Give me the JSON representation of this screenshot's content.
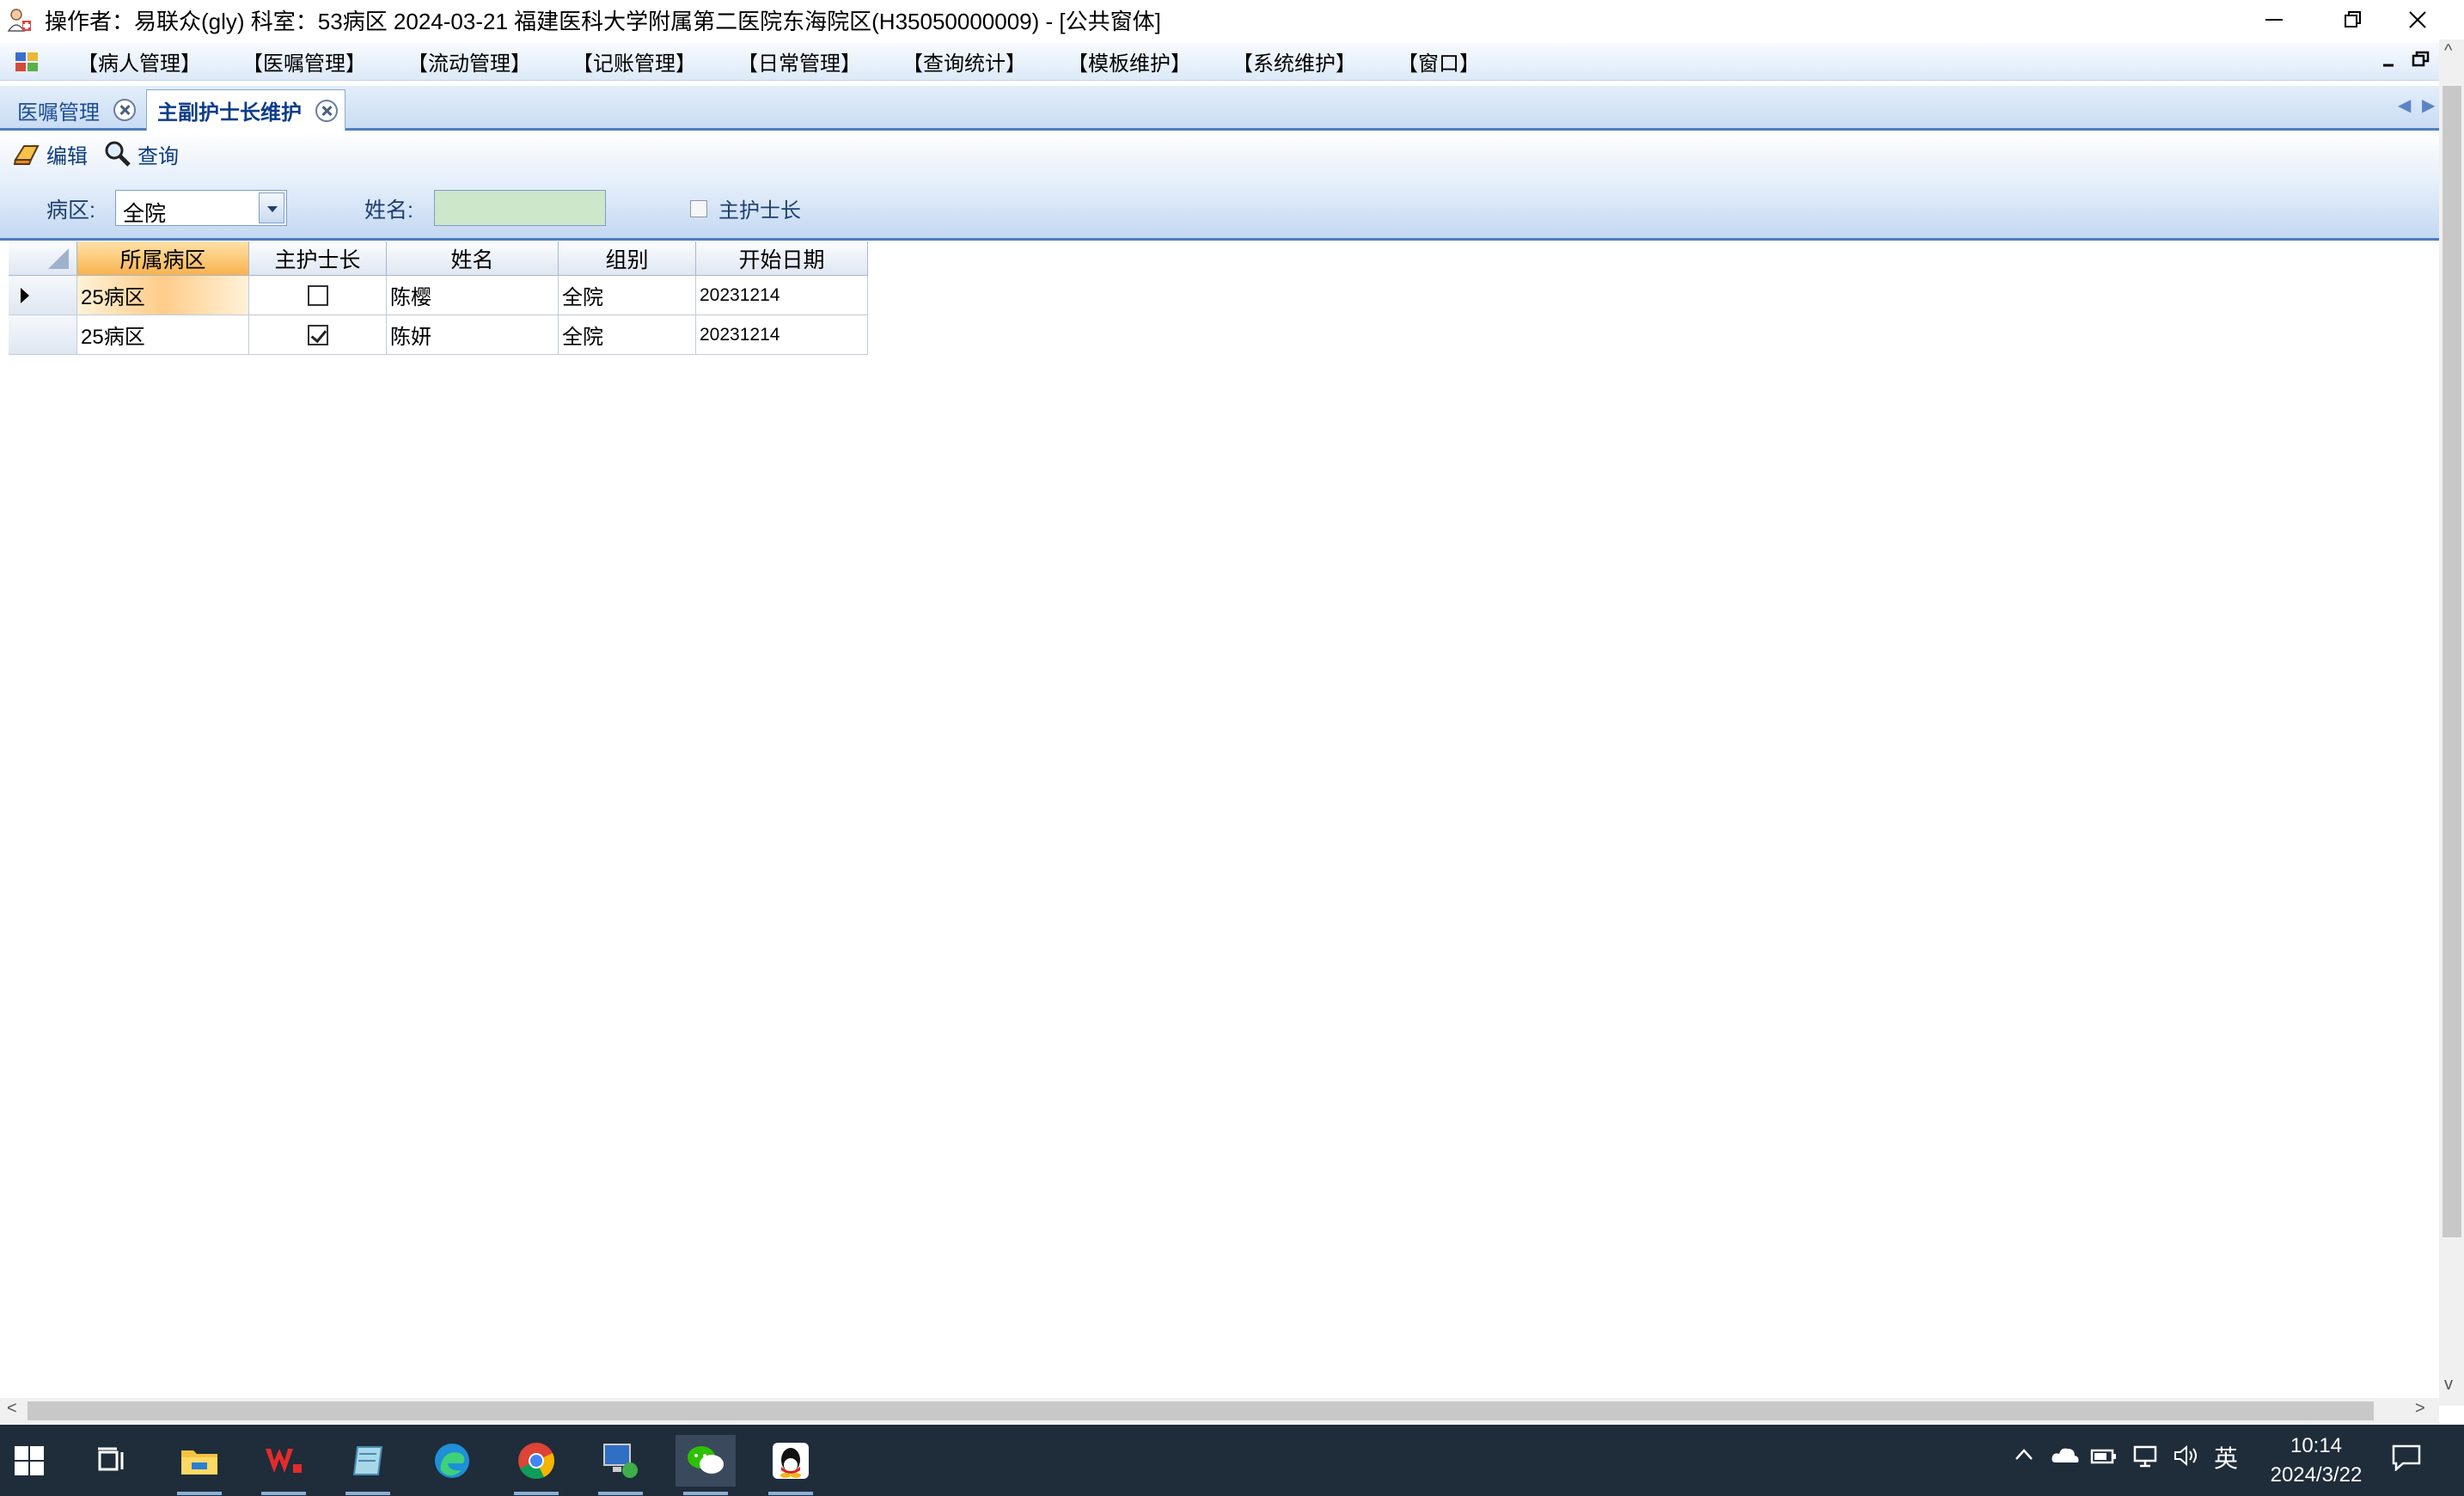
{
  "window": {
    "title": "操作者：易联众(gly)  科室：53病区  2024-03-21  福建医科大学附属第二医院东海院区(H35050000009) - [公共窗体]"
  },
  "menu": {
    "items": [
      "【病人管理】",
      "【医嘱管理】",
      "【流动管理】",
      "【记账管理】",
      "【日常管理】",
      "【查询统计】",
      "【模板维护】",
      "【系统维护】",
      "【窗口】"
    ]
  },
  "tabs": [
    {
      "label": "医嘱管理",
      "active": false
    },
    {
      "label": "主副护士长维护",
      "active": true
    }
  ],
  "toolbar": {
    "edit_label": "编辑",
    "query_label": "查询"
  },
  "filters": {
    "ward_label": "病区:",
    "ward_value": "全院",
    "name_label": "姓名:",
    "name_value": "",
    "head_nurse_label": "主护士长",
    "head_nurse_checked": false
  },
  "grid": {
    "columns": [
      "所属病区",
      "主护士长",
      "姓名",
      "组别",
      "开始日期"
    ],
    "rows": [
      {
        "ward": "25病区",
        "head_nurse": false,
        "name": "陈樱",
        "group": "全院",
        "start_date": "20231214",
        "selected": true
      },
      {
        "ward": "25病区",
        "head_nurse": true,
        "name": "陈妍",
        "group": "全院",
        "start_date": "20231214",
        "selected": false
      }
    ]
  },
  "taskbar": {
    "apps": [
      "start-icon",
      "task-view-icon",
      "file-explorer-icon",
      "wps-icon",
      "notepad-icon",
      "edge-icon",
      "chrome-icon",
      "remote-desktop-icon",
      "wechat-icon",
      "qq-icon"
    ],
    "ime": "英",
    "time": "10:14",
    "date": "2024/3/22"
  },
  "colors": {
    "accent": "#4c7cbf",
    "selected_row": "#ffcc8a",
    "name_input_bg": "#cce7c9",
    "taskbar_bg": "#1f2c3a"
  }
}
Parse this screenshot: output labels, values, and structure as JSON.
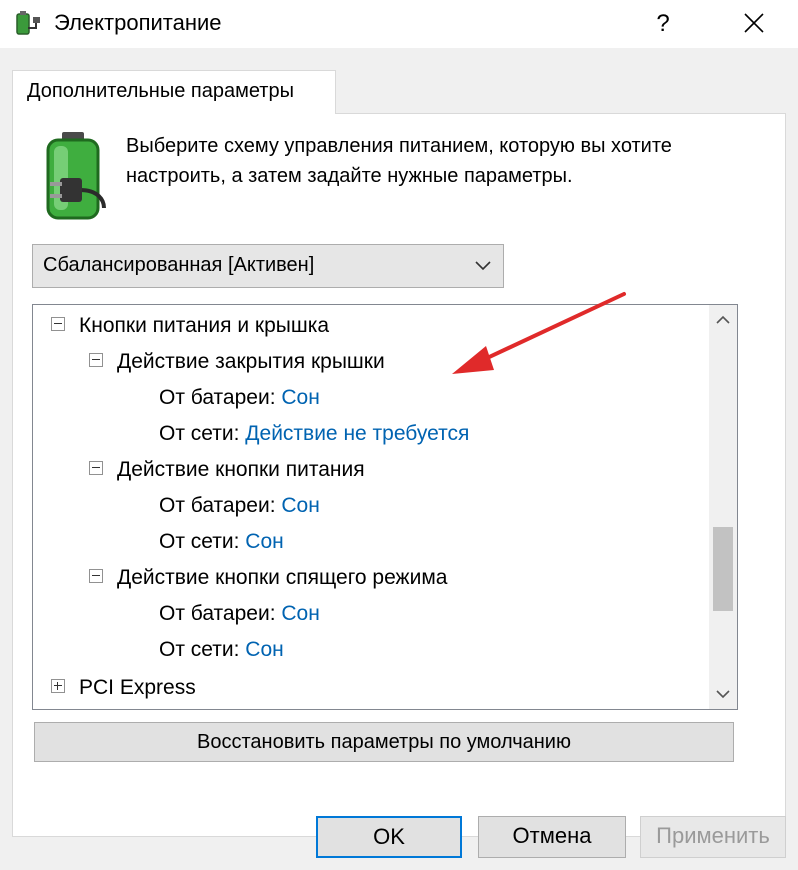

++++++++

*TO BE DONE:*
Your copy should match the entries exactly, minus the pictures.

*COMPLETE RESPONSE:*
Give me the JSON representation of this screenshot's content.
{
  "window": {
    "title": "操作者：易联众(gly)  科室：53病区  2024-03-21  福建医科大学附属第二医院东海院区(H35050000009) - [公共窗体]"
  },
  "menu": {
    "items": [
      "【病人管理】",
      "【医嘱管理】",
      "【流动管理】",
      "【记账管理】",
      "【日常管理】",
      "【查询统计】",
      "【模板维护】",
      "【系统维护】",
      "【窗口】"
    ]
  },
  "tabs": [
    {
      "label": "医嘱管理",
      "active": false
    },
    {
      "label": "主副护士长维护",
      "active": true
    }
  ],
  "toolbar": {
    "edit_label": "编辑",
    "query_label": "查询"
  },
  "filters": {
    "ward_label": "病区:",
    "ward_value": "全院",
    "name_label": "姓名:",
    "name_value": "",
    "head_nurse_label": "主护士长",
    "head_nurse_checked": false
  },
  "grid": {
    "columns": [
      "所属病区",
      "主护士长",
      "姓名",
      "组别",
      "开始日期"
    ],
    "rows": [
      {
        "ward": "25病区",
        "head_nurse": false,
        "name": "陈樱",
        "group": "全院",
        "start_date": "20231214",
        "selected": true
      },
      {
        "ward": "25病区",
        "head_nurse": true,
        "name": "陈妍",
        "group": "全院",
        "start_date": "20231214",
        "selected": false
      }
    ]
  },
  "taskbar": {
    "apps": [
      "start-icon",
      "task-view-icon",
      "file-explorer-icon",
      "wps-icon",
      "notepad-icon",
      "edge-icon",
      "chrome-icon",
      "remote-desktop-icon",
      "wechat-icon",
      "qq-icon"
    ],
    "ime": "英",
    "time": "10:14",
    "date": "2024/3/22"
  },
  "colors": {
    "accent": "#4c7cbf",
    "selected_row": "#ffcc8a",
    "name_input_bg": "#cce7c9",
    "taskbar_bg": "#1f2c3a"
  }
}
Parse this screenshot: output labels, values, and structure as JSON.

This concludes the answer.